**DATA SHOWN:**
▶
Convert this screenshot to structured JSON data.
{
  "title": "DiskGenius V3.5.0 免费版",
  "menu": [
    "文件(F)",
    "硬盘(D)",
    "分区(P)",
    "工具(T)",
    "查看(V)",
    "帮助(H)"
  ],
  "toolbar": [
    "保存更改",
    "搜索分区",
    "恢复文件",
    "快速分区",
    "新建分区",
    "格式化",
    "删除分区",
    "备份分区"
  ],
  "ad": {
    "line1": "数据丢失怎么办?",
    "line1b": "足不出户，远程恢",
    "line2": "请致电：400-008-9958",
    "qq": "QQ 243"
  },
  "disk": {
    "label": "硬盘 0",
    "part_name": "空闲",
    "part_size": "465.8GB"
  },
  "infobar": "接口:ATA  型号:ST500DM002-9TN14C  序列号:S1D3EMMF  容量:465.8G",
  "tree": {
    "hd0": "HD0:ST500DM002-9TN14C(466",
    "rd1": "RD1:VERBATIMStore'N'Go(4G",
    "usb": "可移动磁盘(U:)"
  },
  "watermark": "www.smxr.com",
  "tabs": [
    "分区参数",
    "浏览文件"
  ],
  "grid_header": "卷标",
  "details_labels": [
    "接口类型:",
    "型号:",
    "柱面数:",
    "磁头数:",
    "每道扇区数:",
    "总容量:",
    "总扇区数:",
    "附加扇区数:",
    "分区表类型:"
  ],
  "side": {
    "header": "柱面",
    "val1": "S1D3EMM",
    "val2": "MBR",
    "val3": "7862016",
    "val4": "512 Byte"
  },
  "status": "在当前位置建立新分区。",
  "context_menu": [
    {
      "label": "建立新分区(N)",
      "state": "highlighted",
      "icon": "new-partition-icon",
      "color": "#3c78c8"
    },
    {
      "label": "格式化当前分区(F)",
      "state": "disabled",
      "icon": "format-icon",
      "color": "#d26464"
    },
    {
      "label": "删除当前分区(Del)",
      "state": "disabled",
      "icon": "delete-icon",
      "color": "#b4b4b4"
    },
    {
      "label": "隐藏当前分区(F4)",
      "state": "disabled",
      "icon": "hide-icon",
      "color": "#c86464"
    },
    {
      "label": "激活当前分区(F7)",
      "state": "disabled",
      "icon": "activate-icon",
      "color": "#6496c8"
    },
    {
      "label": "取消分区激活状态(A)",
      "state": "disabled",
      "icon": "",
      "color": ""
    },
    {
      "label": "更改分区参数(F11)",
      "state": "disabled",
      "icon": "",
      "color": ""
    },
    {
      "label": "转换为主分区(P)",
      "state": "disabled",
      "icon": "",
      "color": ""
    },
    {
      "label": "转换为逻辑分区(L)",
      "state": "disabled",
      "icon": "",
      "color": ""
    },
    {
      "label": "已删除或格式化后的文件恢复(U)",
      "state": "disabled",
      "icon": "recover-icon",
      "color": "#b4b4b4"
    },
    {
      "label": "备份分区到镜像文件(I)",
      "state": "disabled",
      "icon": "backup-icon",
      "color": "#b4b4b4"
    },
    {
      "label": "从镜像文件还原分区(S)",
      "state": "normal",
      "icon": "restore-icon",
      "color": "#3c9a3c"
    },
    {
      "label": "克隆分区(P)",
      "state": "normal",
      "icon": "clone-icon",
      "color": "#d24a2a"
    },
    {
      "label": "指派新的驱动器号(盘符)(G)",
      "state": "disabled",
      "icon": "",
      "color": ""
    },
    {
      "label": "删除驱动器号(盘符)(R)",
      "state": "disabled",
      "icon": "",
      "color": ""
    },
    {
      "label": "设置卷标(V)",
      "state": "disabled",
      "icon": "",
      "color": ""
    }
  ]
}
◀
**GOAL:**
Write out all the entries exactly.

**SOLVED EXERCISE:**
Convert this screenshot to structured JSON data.
{
  "title": "DiskGenius V3.5.0 免费版",
  "menu": [
    "文件(F)",
    "硬盘(D)",
    "分区(P)",
    "工具(T)",
    "查看(V)",
    "帮助(H)"
  ],
  "toolbar": [
    "保存更改",
    "搜索分区",
    "恢复文件",
    "快速分区",
    "新建分区",
    "格式化",
    "删除分区",
    "备份分区"
  ],
  "ad": {
    "line1": "数据丢失怎么办?",
    "line1b": "足不出户，远程恢",
    "line2": "请致电：400-008-9958",
    "qq": "QQ 243"
  },
  "disk": {
    "label": "硬盘 0",
    "part_name": "空闲",
    "part_size": "465.8GB"
  },
  "infobar": "接口:ATA  型号:ST500DM002-9TN14C  序列号:S1D3EMMF  容量:465.8G",
  "tree": {
    "hd0": "HD0:ST500DM002-9TN14C(466",
    "rd1": "RD1:VERBATIMStore'N'Go(4G",
    "usb": "可移动磁盘(U:)"
  },
  "watermark": "www.smxr.com",
  "tabs": [
    "分区参数",
    "浏览文件"
  ],
  "grid_header": "卷标",
  "details_labels": [
    "接口类型:",
    "型号:",
    "柱面数:",
    "磁头数:",
    "每道扇区数:",
    "总容量:",
    "总扇区数:",
    "附加扇区数:",
    "分区表类型:"
  ],
  "side": {
    "header": "柱面",
    "val1": "S1D3EMM",
    "val2": "MBR",
    "val3": "7862016",
    "val4": "512 Byte"
  },
  "status": "在当前位置建立新分区。",
  "context_menu": [
    {
      "label": "建立新分区(N)",
      "state": "highlighted",
      "icon": "new-partition-icon",
      "color": "#3c78c8"
    },
    {
      "label": "格式化当前分区(F)",
      "state": "disabled",
      "icon": "format-icon",
      "color": "#d26464"
    },
    {
      "label": "删除当前分区(Del)",
      "state": "disabled",
      "icon": "delete-icon",
      "color": "#b4b4b4"
    },
    {
      "label": "隐藏当前分区(F4)",
      "state": "disabled",
      "icon": "hide-icon",
      "color": "#c86464"
    },
    {
      "label": "激活当前分区(F7)",
      "state": "disabled",
      "icon": "activate-icon",
      "color": "#6496c8"
    },
    {
      "label": "取消分区激活状态(A)",
      "state": "disabled",
      "icon": "",
      "color": ""
    },
    {
      "label": "更改分区参数(F11)",
      "state": "disabled",
      "icon": "",
      "color": ""
    },
    {
      "label": "转换为主分区(P)",
      "state": "disabled",
      "icon": "",
      "color": ""
    },
    {
      "label": "转换为逻辑分区(L)",
      "state": "disabled",
      "icon": "",
      "color": ""
    },
    {
      "label": "已删除或格式化后的文件恢复(U)",
      "state": "disabled",
      "icon": "recover-icon",
      "color": "#b4b4b4"
    },
    {
      "label": "备份分区到镜像文件(I)",
      "state": "disabled",
      "icon": "backup-icon",
      "color": "#b4b4b4"
    },
    {
      "label": "从镜像文件还原分区(S)",
      "state": "normal",
      "icon": "restore-icon",
      "color": "#3c9a3c"
    },
    {
      "label": "克隆分区(P)",
      "state": "normal",
      "icon": "clone-icon",
      "color": "#d24a2a"
    },
    {
      "label": "指派新的驱动器号(盘符)(G)",
      "state": "disabled",
      "icon": "",
      "color": ""
    },
    {
      "label": "删除驱动器号(盘符)(R)",
      "state": "disabled",
      "icon": "",
      "color": ""
    },
    {
      "label": "设置卷标(V)",
      "state": "disabled",
      "icon": "",
      "color": ""
    }
  ]
}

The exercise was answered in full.